Stored items from a collection
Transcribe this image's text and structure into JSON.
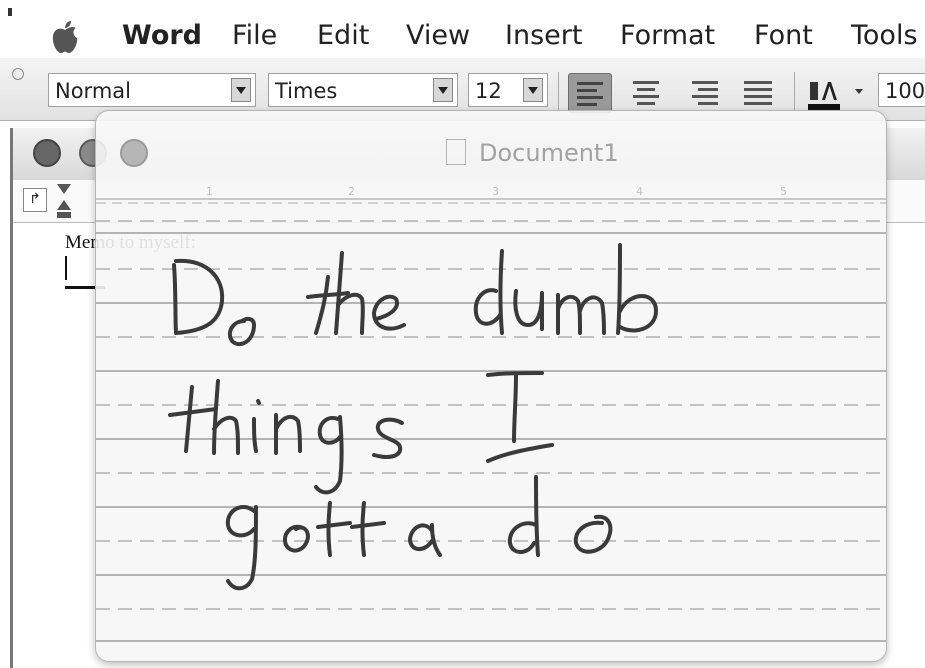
{
  "menubar": {
    "app": "Word",
    "items": [
      "File",
      "Edit",
      "View",
      "Insert",
      "Format",
      "Font",
      "Tools"
    ]
  },
  "toolbar": {
    "style": "Normal",
    "font": "Times",
    "size": "12",
    "zoom": "100",
    "alignments": [
      "align-left",
      "align-center",
      "align-right",
      "justify"
    ],
    "active_alignment": "align-left",
    "highlight_icon": "highlight-icon"
  },
  "document": {
    "title": "Document1",
    "memo_label": "Memo to myself:",
    "ruler_ticks": [
      "1",
      "2",
      "3",
      "4",
      "5"
    ]
  },
  "ink_pad": {
    "title": "Document1",
    "handwriting": [
      "Do the dumb",
      "things I",
      "gotta do"
    ]
  },
  "colors": {
    "menubar_bg": "#ffffff",
    "pad_bg": "#f6f6f6",
    "line_solid": "#b4b4b4",
    "ink": "#3a3a3a"
  }
}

> [Exercise aim]:
Leaving out the pictures, repeat the data above exactly.

> [Task answer]:
Transcribe this image's text and structure into JSON.
{
  "menubar": {
    "app": "Word",
    "items": [
      "File",
      "Edit",
      "View",
      "Insert",
      "Format",
      "Font",
      "Tools"
    ]
  },
  "toolbar": {
    "style": "Normal",
    "font": "Times",
    "size": "12",
    "zoom": "100",
    "alignments": [
      "align-left",
      "align-center",
      "align-right",
      "justify"
    ],
    "active_alignment": "align-left",
    "highlight_icon": "highlight-icon"
  },
  "document": {
    "title": "Document1",
    "memo_label": "Memo to myself:",
    "ruler_ticks": [
      "1",
      "2",
      "3",
      "4",
      "5"
    ]
  },
  "ink_pad": {
    "title": "Document1",
    "handwriting": [
      "Do the dumb",
      "things I",
      "gotta do"
    ]
  },
  "colors": {
    "menubar_bg": "#ffffff",
    "pad_bg": "#f6f6f6",
    "line_solid": "#b4b4b4",
    "ink": "#3a3a3a"
  }
}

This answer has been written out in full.